Task details → Look through the records, and whenever a line includes the word "buffer", copy it.

Data shown →

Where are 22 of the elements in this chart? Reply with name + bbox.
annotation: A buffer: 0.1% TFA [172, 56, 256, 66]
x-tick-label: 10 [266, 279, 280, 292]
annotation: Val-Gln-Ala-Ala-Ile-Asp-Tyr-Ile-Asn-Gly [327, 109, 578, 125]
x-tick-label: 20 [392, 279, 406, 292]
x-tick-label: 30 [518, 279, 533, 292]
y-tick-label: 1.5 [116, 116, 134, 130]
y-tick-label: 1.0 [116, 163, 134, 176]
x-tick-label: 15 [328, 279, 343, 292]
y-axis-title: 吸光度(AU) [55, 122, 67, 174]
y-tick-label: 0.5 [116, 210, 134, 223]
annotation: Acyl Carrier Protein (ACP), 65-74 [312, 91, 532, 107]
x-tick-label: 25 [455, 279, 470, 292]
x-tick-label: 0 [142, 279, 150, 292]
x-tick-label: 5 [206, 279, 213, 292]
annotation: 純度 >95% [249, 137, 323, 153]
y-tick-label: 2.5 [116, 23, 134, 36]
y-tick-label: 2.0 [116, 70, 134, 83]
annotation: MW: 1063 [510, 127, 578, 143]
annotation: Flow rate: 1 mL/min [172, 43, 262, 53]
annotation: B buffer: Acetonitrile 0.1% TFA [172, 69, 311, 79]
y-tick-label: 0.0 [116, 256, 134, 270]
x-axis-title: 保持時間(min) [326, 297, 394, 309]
...
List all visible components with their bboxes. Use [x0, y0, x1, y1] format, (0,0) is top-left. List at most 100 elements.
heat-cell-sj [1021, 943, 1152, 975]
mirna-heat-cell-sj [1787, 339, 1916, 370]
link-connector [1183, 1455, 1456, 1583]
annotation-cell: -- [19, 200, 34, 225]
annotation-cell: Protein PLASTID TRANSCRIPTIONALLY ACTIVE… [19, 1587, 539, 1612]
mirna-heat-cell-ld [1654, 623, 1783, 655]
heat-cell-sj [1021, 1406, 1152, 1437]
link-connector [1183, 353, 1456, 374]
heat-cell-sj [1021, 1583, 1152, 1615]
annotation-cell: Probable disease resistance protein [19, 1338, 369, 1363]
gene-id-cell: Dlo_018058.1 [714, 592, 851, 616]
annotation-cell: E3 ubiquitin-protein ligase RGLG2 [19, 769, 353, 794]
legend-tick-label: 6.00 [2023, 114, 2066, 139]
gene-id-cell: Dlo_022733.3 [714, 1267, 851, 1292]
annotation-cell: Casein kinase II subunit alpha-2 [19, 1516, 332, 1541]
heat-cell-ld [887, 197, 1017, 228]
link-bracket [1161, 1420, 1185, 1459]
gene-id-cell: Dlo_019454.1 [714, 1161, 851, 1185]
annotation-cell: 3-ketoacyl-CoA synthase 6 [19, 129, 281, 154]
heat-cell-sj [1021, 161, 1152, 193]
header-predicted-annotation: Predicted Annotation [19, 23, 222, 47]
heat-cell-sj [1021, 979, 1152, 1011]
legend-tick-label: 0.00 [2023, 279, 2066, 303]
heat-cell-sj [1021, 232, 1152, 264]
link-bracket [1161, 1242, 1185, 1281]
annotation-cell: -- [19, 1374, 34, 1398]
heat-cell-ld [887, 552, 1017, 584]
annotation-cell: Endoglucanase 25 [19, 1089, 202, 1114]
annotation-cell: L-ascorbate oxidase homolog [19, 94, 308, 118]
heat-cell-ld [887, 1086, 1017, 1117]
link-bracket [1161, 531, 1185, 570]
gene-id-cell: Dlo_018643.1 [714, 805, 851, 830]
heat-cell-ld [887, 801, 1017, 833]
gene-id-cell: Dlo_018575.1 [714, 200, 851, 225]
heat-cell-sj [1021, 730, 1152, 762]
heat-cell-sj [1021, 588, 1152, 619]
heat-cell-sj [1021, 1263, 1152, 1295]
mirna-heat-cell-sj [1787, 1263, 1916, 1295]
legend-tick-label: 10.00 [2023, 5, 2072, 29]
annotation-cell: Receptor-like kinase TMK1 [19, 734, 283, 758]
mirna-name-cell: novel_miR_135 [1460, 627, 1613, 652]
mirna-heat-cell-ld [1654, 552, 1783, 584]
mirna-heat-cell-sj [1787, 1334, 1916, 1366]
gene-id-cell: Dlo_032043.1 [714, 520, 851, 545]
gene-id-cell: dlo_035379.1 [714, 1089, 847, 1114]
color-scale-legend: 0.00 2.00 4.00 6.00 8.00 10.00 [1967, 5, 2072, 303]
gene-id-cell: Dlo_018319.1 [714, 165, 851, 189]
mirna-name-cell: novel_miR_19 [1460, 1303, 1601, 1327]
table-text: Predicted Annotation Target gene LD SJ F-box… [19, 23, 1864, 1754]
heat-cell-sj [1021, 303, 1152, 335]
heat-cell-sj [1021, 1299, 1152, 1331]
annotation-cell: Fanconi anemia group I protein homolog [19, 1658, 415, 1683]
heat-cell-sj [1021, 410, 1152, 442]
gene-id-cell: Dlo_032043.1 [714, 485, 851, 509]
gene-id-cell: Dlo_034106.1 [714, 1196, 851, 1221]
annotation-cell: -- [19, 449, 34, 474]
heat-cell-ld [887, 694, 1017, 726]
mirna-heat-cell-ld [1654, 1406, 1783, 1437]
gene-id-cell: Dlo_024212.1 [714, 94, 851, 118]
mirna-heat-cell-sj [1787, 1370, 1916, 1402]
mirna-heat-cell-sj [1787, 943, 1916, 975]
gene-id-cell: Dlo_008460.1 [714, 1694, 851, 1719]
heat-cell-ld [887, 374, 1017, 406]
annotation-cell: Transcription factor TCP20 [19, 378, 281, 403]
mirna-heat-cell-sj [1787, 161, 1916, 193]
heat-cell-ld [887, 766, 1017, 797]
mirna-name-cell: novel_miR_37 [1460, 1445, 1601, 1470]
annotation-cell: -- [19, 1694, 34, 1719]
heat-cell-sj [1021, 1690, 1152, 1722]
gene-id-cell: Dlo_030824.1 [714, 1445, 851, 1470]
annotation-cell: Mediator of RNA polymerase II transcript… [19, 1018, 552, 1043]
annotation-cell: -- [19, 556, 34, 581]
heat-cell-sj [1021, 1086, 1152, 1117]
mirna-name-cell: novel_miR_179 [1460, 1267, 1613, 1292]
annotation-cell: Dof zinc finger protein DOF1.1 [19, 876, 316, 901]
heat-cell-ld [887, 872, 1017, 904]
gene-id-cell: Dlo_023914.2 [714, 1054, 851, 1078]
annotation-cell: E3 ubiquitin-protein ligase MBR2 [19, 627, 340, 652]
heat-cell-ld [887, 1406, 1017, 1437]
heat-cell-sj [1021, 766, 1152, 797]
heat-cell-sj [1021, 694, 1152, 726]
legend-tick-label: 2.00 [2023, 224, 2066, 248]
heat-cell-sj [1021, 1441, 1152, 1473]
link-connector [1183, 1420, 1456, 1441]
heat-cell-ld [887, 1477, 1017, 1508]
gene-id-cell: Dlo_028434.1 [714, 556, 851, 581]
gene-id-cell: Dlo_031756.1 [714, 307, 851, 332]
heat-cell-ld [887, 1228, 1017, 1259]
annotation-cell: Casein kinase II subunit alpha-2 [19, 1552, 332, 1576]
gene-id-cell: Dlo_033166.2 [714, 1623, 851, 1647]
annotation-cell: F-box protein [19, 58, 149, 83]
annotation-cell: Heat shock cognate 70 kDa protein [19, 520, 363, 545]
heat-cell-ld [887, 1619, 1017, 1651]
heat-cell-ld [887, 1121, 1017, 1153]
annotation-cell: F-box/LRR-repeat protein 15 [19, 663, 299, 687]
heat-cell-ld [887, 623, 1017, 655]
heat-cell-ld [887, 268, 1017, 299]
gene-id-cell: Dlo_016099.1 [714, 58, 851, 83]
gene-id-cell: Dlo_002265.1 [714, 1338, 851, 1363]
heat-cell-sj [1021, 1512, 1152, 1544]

Exercise response →
annotation: A buffer: 0.1% TFA [172, 56, 256, 66]
annotation: B buffer: Acetonitrile 0.1% TFA [172, 69, 311, 79]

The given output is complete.